### INSTRUCTIONS TO FOLLOW:
Extract the records in full, leaving every picture out.

### SUPPLIED ENTRIES:
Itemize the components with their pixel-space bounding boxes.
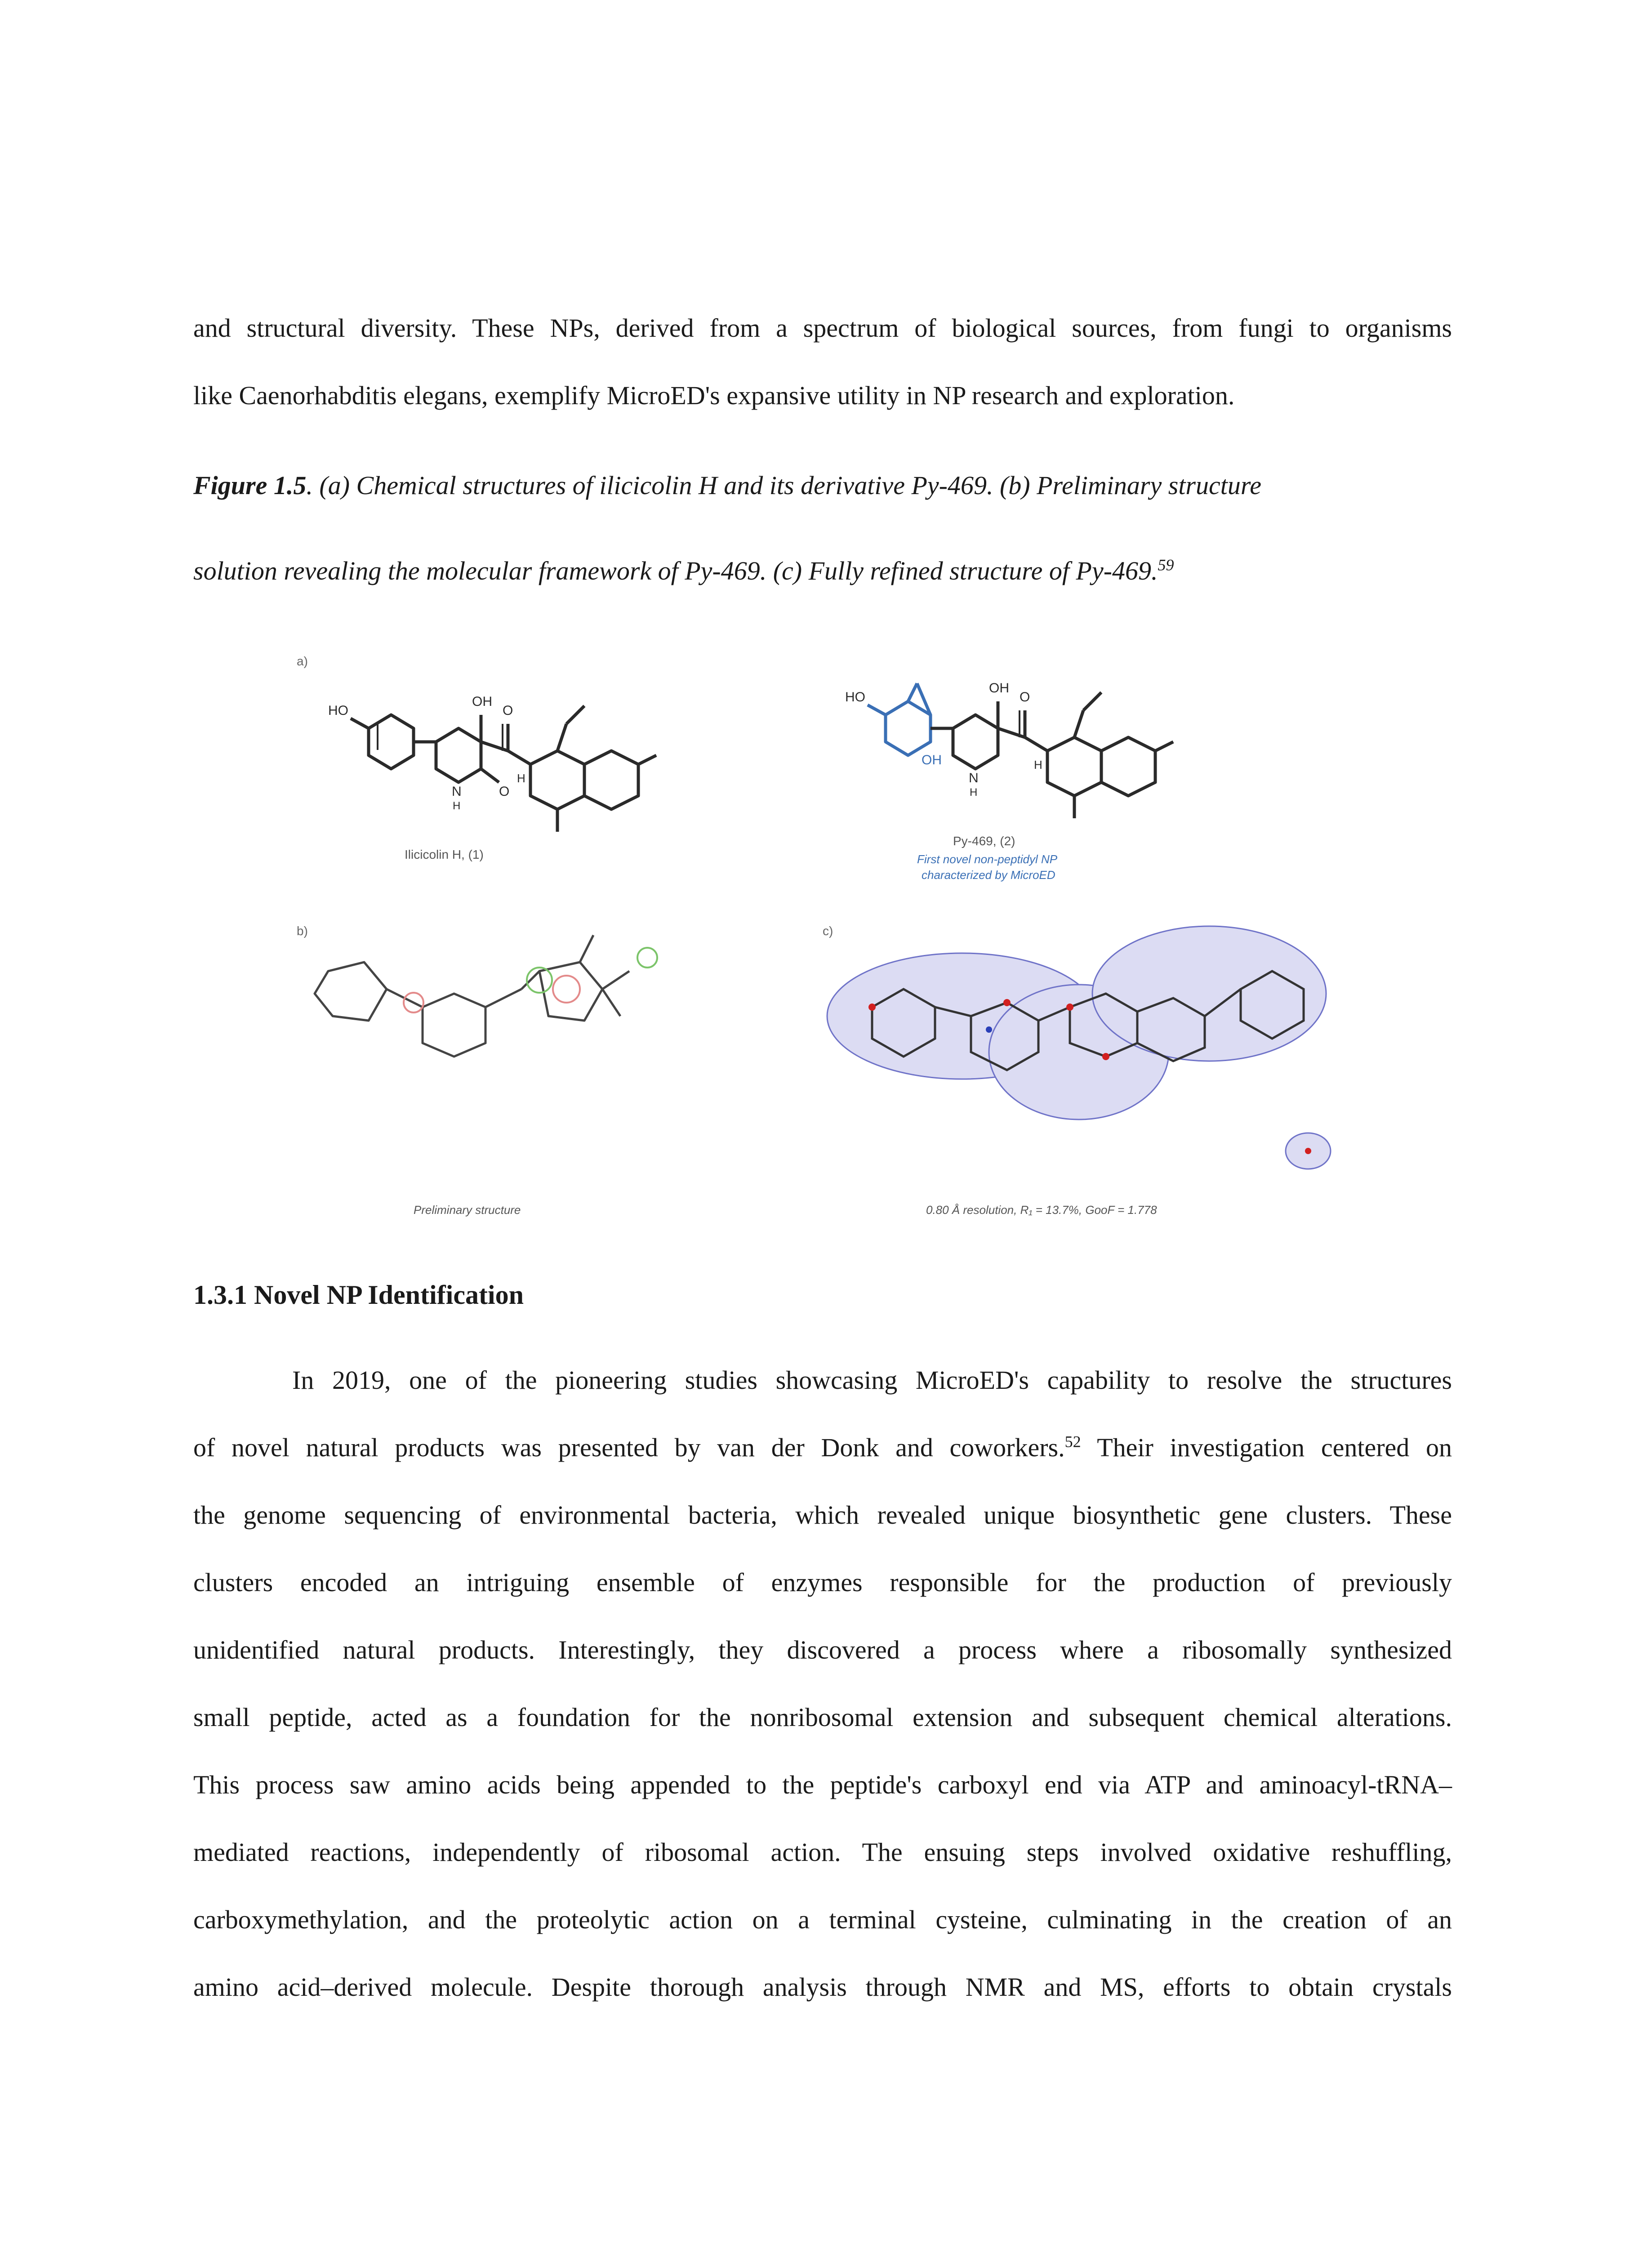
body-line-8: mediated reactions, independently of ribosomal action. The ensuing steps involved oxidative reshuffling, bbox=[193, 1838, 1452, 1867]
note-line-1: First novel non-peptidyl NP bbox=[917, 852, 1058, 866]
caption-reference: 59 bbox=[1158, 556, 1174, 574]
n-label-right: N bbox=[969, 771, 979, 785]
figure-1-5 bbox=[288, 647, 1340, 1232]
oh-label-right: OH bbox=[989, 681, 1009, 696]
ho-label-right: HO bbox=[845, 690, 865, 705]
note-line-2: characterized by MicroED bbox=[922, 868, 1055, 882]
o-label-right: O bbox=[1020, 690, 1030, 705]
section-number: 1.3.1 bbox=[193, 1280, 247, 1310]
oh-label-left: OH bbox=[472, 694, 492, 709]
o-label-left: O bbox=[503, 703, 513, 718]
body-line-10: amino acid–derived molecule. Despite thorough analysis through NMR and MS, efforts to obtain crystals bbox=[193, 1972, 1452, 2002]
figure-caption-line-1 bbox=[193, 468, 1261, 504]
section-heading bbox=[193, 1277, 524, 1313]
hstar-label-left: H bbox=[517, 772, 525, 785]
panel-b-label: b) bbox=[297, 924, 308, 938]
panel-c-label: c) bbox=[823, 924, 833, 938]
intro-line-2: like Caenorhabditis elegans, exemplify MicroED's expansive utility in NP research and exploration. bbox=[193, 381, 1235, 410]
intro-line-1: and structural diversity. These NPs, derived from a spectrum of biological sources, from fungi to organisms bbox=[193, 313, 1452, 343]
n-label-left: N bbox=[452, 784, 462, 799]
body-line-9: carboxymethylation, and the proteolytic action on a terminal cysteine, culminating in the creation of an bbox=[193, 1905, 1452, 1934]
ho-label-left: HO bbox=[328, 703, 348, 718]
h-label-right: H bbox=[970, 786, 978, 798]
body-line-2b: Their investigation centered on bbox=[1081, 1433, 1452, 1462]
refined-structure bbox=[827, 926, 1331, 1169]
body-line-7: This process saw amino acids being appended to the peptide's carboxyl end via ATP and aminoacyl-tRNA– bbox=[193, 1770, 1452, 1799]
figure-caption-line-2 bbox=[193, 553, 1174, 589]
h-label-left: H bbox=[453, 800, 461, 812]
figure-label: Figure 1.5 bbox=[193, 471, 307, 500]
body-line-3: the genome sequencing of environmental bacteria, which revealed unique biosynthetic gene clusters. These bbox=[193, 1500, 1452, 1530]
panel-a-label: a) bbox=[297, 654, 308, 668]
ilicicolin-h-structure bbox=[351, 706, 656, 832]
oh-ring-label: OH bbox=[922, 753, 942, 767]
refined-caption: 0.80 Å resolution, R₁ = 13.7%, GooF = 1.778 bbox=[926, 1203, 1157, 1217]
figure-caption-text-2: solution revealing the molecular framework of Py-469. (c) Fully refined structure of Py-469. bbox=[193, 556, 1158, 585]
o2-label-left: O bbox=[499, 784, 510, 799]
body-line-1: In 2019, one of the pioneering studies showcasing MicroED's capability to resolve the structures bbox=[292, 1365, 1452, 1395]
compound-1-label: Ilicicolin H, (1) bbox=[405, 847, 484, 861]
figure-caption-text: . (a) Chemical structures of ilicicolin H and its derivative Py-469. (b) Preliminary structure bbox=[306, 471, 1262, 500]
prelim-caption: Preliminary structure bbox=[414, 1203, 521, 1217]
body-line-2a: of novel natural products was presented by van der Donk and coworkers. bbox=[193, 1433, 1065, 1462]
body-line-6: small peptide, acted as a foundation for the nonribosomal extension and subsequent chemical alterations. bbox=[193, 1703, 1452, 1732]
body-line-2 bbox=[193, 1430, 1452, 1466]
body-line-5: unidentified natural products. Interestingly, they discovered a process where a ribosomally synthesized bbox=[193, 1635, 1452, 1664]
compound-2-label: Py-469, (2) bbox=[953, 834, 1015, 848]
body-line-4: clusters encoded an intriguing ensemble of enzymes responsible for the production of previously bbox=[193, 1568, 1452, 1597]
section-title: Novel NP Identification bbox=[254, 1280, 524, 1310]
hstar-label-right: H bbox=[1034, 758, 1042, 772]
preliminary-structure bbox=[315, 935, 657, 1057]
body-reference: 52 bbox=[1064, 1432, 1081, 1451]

### RESULT FOR THIS TASK:
Itemize the components with their pixel-space bounding boxes.
body-line-8: mediated reactions, independently of ribosomal action. The ensuing steps involved oxidative reshuffling, bbox=[193, 1838, 1452, 1867]
note-line-1: First novel non-peptidyl NP bbox=[917, 852, 1058, 866]
caption-reference: 59 bbox=[1158, 556, 1174, 574]
n-label-right: N bbox=[969, 771, 979, 785]
figure-1-5 bbox=[288, 647, 1340, 1232]
oh-label-right: OH bbox=[989, 681, 1009, 696]
ho-label-right: HO bbox=[845, 690, 865, 705]
note-line-2: characterized by MicroED bbox=[922, 868, 1055, 882]
o-label-right: O bbox=[1020, 690, 1030, 705]
section-number: 1.3.1 bbox=[193, 1280, 247, 1310]
oh-label-left: OH bbox=[472, 694, 492, 709]
o-label-left: O bbox=[503, 703, 513, 718]
body-line-10: amino acid–derived molecule. Despite thorough analysis through NMR and MS, efforts to obtain crystals bbox=[193, 1972, 1452, 2002]
figure-caption-line-1 bbox=[193, 468, 1261, 504]
section-heading bbox=[193, 1277, 524, 1313]
hstar-label-left: H bbox=[517, 772, 525, 785]
panel-b-label: b) bbox=[297, 924, 308, 938]
panel-c-label: c) bbox=[823, 924, 833, 938]
intro-line-2: like Caenorhabditis elegans, exemplify MicroED's expansive utility in NP research and exploration. bbox=[193, 381, 1235, 410]
intro-line-1: and structural diversity. These NPs, derived from a spectrum of biological sources, from fungi to organisms bbox=[193, 313, 1452, 343]
n-label-left: N bbox=[452, 784, 462, 799]
body-line-9: carboxymethylation, and the proteolytic action on a terminal cysteine, culminating in the creation of an bbox=[193, 1905, 1452, 1934]
ho-label-left: HO bbox=[328, 703, 348, 718]
h-label-right: H bbox=[970, 786, 978, 798]
body-line-2b: Their investigation centered on bbox=[1081, 1433, 1452, 1462]
refined-structure bbox=[827, 926, 1331, 1169]
body-line-7: This process saw amino acids being appended to the peptide's carboxyl end via ATP and aminoacyl-tRNA– bbox=[193, 1770, 1452, 1799]
figure-caption-line-2 bbox=[193, 553, 1174, 589]
h-label-left: H bbox=[453, 800, 461, 812]
figure-label: Figure 1.5 bbox=[193, 471, 307, 500]
body-line-3: the genome sequencing of environmental bacteria, which revealed unique biosynthetic gene clusters. These bbox=[193, 1500, 1452, 1530]
panel-a-label: a) bbox=[297, 654, 308, 668]
ilicicolin-h-structure bbox=[351, 706, 656, 832]
oh-ring-label: OH bbox=[922, 753, 942, 767]
refined-caption: 0.80 Å resolution, R₁ = 13.7%, GooF = 1.778 bbox=[926, 1203, 1157, 1217]
figure-caption-text-2: solution revealing the molecular framework of Py-469. (c) Fully refined structure of Py-469. bbox=[193, 556, 1158, 585]
o2-label-left: O bbox=[499, 784, 510, 799]
body-line-1: In 2019, one of the pioneering studies showcasing MicroED's capability to resolve the structures bbox=[292, 1365, 1452, 1395]
compound-1-label: Ilicicolin H, (1) bbox=[405, 847, 484, 861]
figure-caption-text: . (a) Chemical structures of ilicicolin H and its derivative Py-469. (b) Preliminary structure bbox=[306, 471, 1262, 500]
prelim-caption: Preliminary structure bbox=[414, 1203, 521, 1217]
body-line-2a: of novel natural products was presented by van der Donk and coworkers. bbox=[193, 1433, 1065, 1462]
body-line-6: small peptide, acted as a foundation for the nonribosomal extension and subsequent chemical alterations. bbox=[193, 1703, 1452, 1732]
body-line-2 bbox=[193, 1430, 1452, 1466]
body-line-5: unidentified natural products. Interestingly, they discovered a process where a ribosomally synthesized bbox=[193, 1635, 1452, 1664]
compound-2-label: Py-469, (2) bbox=[953, 834, 1015, 848]
body-line-4: clusters encoded an intriguing ensemble of enzymes responsible for the production of previously bbox=[193, 1568, 1452, 1597]
section-title: Novel NP Identification bbox=[254, 1280, 524, 1310]
hstar-label-right: H bbox=[1034, 758, 1042, 772]
preliminary-structure bbox=[315, 935, 657, 1057]
body-reference: 52 bbox=[1064, 1432, 1081, 1451]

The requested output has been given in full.